Supplied material:

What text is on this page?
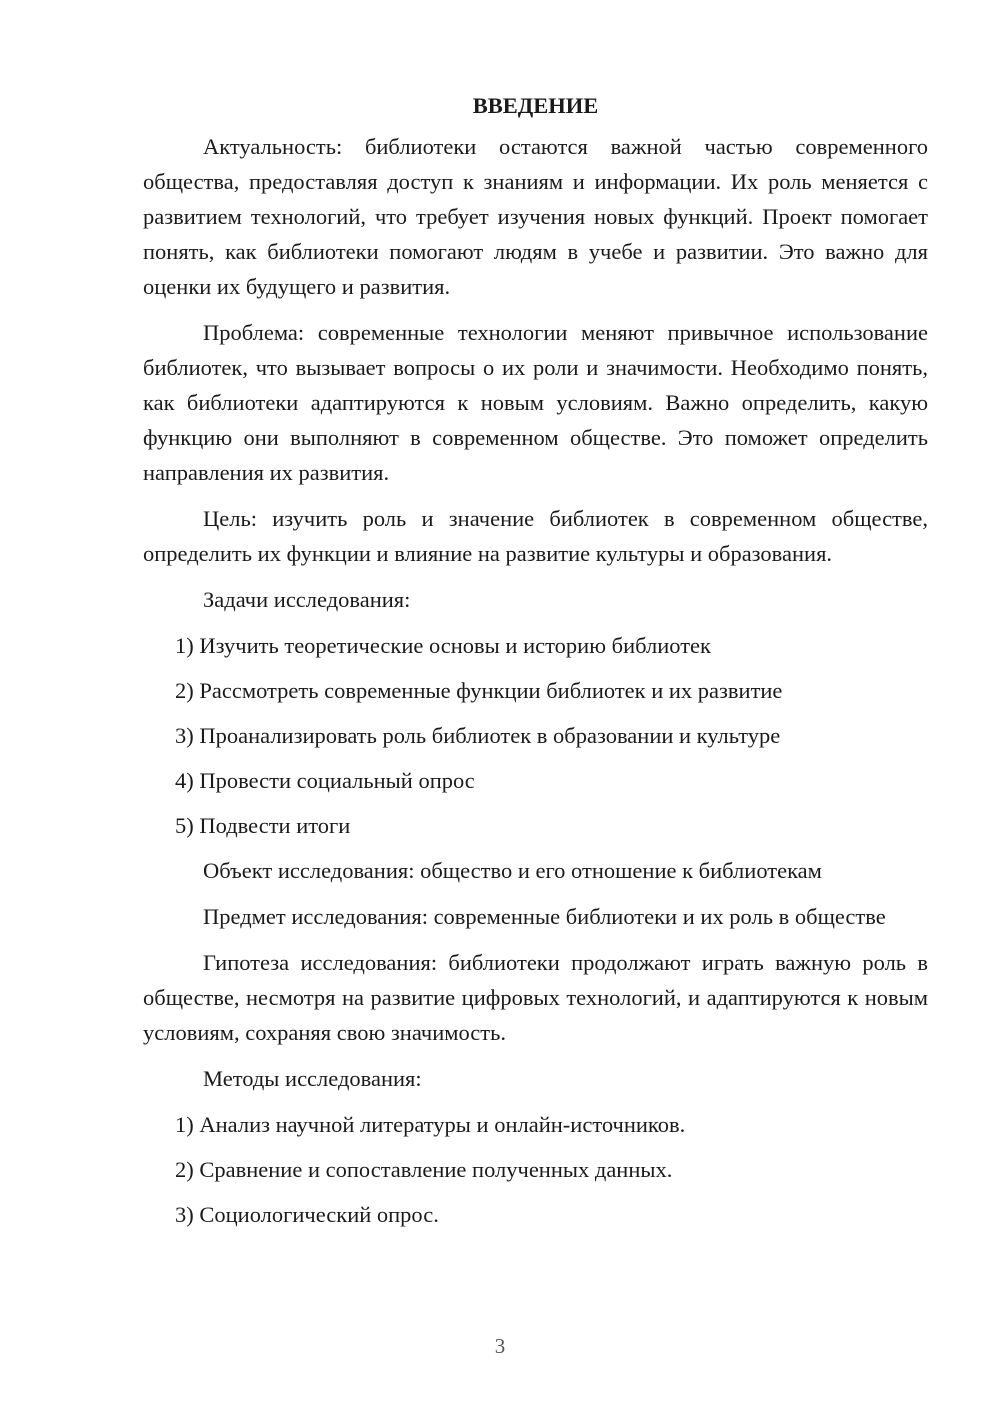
ВВЕДЕНИЕ

Актуальность: библиотеки остаются важной частью современного общества, предоставляя доступ к знаниям и информации. Их роль меняется с развитием технологий, что требует изучения новых функций. Проект помогает понять, как библиотеки помогают людям в учебе и развитии. Это важно для оценки их будущего и развития.

Проблема: современные технологии меняют привычное использование библиотек, что вызывает вопросы о их роли и значимости. Необходимо понять, как библиотеки адаптируются к новым условиям. Важно определить, какую функцию они выполняют в современном обществе. Это поможет определить направления их развития.

Цель: изучить роль и значение библиотек в современном обществе, определить их функции и влияние на развитие культуры и образования.

Задачи исследования:

1) Изучить теоретические основы и историю библиотек
2) Рассмотреть современные функции библиотек и их развитие
3) Проанализировать роль библиотек в образовании и культуре
4) Провести социальный опрос
5) Подвести итоги

Объект исследования: общество и его отношение к библиотекам

Предмет исследования: современные библиотеки и их роль в обществе

Гипотеза исследования: библиотеки продолжают играть важную роль в обществе, несмотря на развитие цифровых технологий, и адаптируются к новым условиям, сохраняя свою значимость.

Методы исследования:

1) Анализ научной литературы и онлайн-источников.
2) Сравнение и сопоставление полученных данных.
3) Социологический опрос.
3
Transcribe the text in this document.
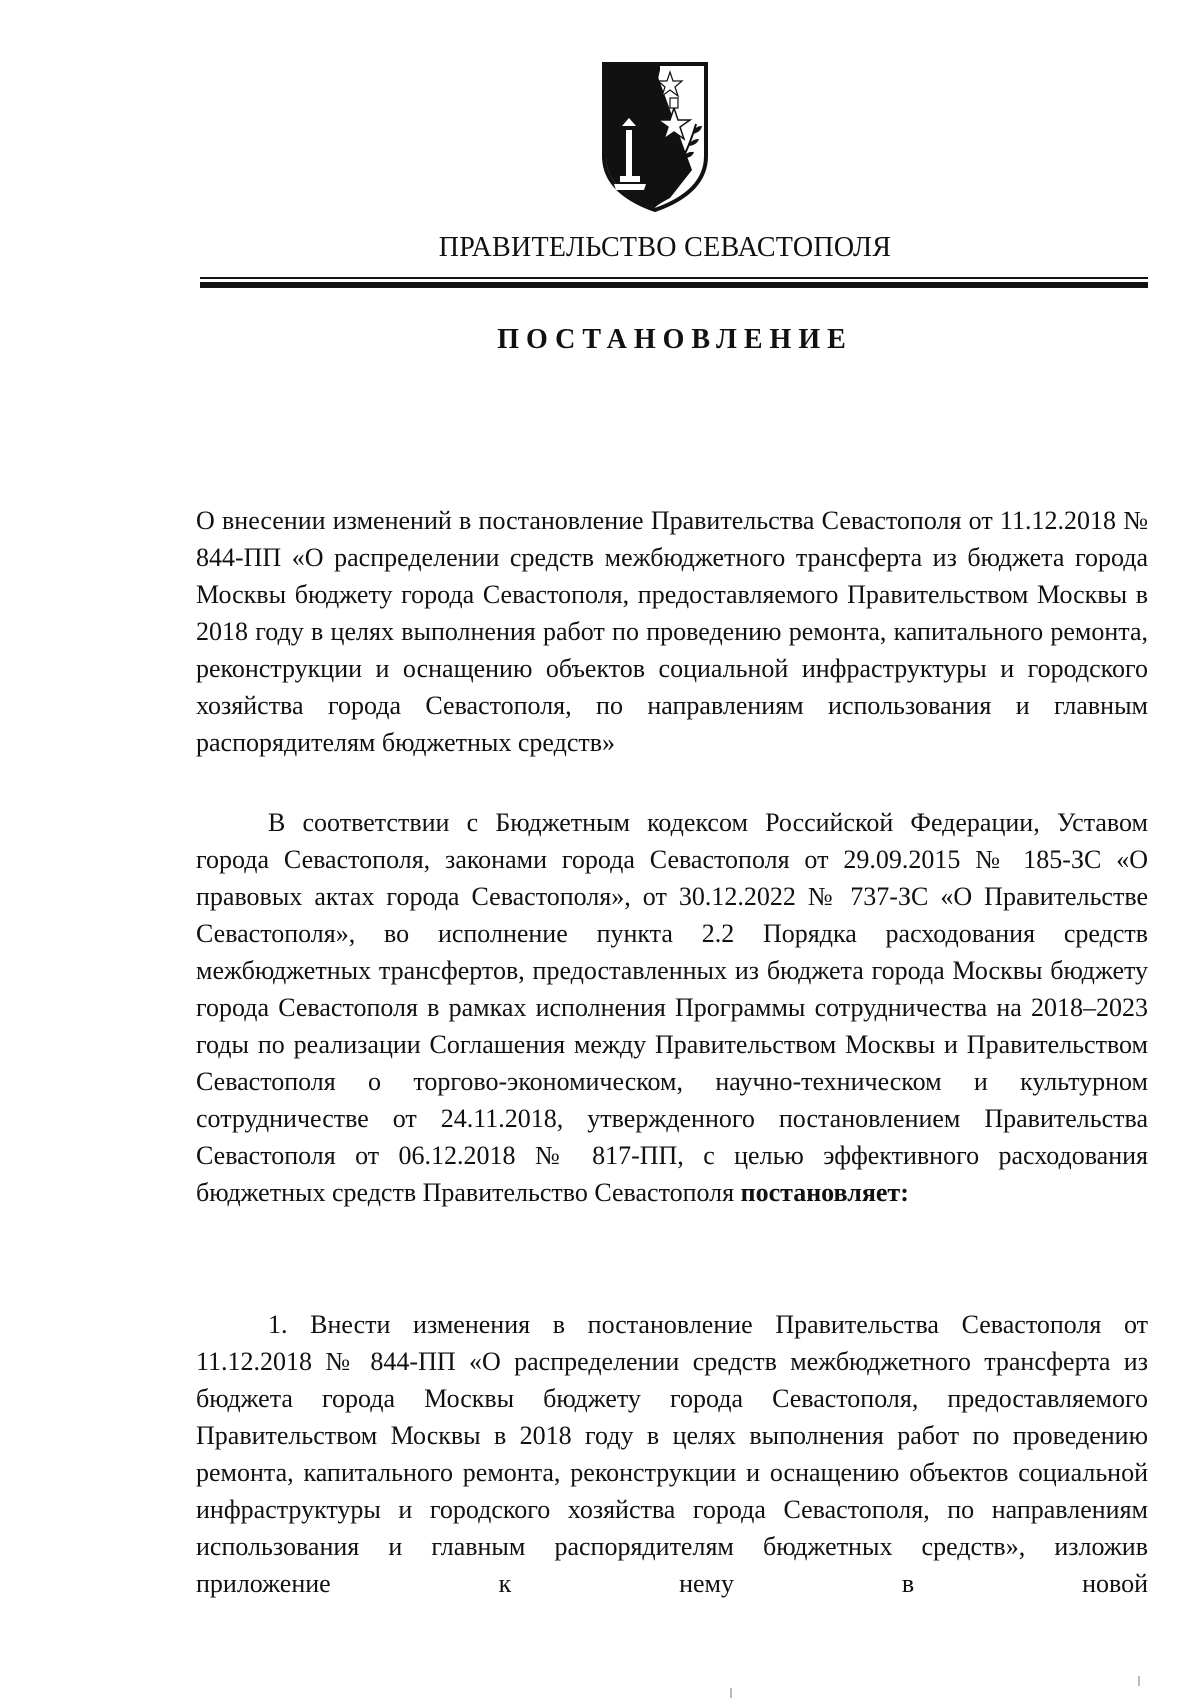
ПРАВИТЕЛЬСТВО СЕВАСТОПОЛЯ
ПОСТАНОВЛЕНИЕ
О внесении изменений в постановление Правительства Севастополя от 11.12.2018 № 844-ПП «О распределении средств межбюджетного трансферта из бюджета города Москвы бюджету города Севастополя, предоставляемого Правительством Москвы в 2018 году в целях выполнения работ по проведению ремонта, капитального ремонта, реконструкции и оснащению объектов социальной инфраструктуры и городского хозяйства города Севастополя, по направлениям использования и главным распорядителям бюджетных средств»
В соответствии с Бюджетным кодексом Российской Федерации, Уставом города Севастополя, законами города Севастополя от 29.09.2015 № 185-ЗС «О правовых актах города Севастополя», от 30.12.2022 № 737-ЗС «О Правительстве Севастополя», во исполнение пункта 2.2 Порядка расходования средств межбюджетных трансфертов, предоставленных из бюджета города Москвы бюджету города Севастополя в рамках исполнения Программы сотрудничества на 2018–2023 годы по реализации Соглашения между Правительством Москвы и Правительством Севастополя о торгово-экономическом, научно-техническом и культурном сотрудничестве от 24.11.2018, утвержденного постановлением Правительства Севастополя от 06.12.2018 № 817-ПП, с целью эффективного расходования бюджетных средств Правительство Севастополя постановляет:
1. Внести изменения в постановление Правительства Севастополя от 11.12.2018 № 844-ПП «О распределении средств межбюджетного трансферта из бюджета города Москвы бюджету города Севастополя, предоставляемого Правительством Москвы в 2018 году в целях выполнения работ по проведению ремонта, капитального ремонта, реконструкции и оснащению объектов социальной инфраструктуры и городского хозяйства города Севастополя, по направлениям использования и главным распорядителям бюджетных средств», изложив приложение к нему в новой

Your goal:
Go through the data and gather every line that holds "инфраструктуры".

The reply:
О внесении изменений в постановление Правительства Севастополя от 11.12.2018 № 844-ПП «О распределении средств межбюджетного трансферта из бюджета города Москвы бюджету города Севастополя, предоставляемого Правительством Москвы в 2018 году в целях выполнения работ по проведению ремонта, капитального ремонта, реконструкции и оснащению объектов социальной инфраструктуры и городского хозяйства города Севастополя, по направлениям использования и главным распорядителям бюджетных средств»
1. Внести изменения в постановление Правительства Севастополя от 11.12.2018 № 844-ПП «О распределении средств межбюджетного трансферта из бюджета города Москвы бюджету города Севастополя, предоставляемого Правительством Москвы в 2018 году в целях выполнения работ по проведению ремонта, капитального ремонта, реконструкции и оснащению объектов социальной инфраструктуры и городского хозяйства города Севастополя, по направлениям использования и главным распорядителям бюджетных средств», изложив приложение к нему в новой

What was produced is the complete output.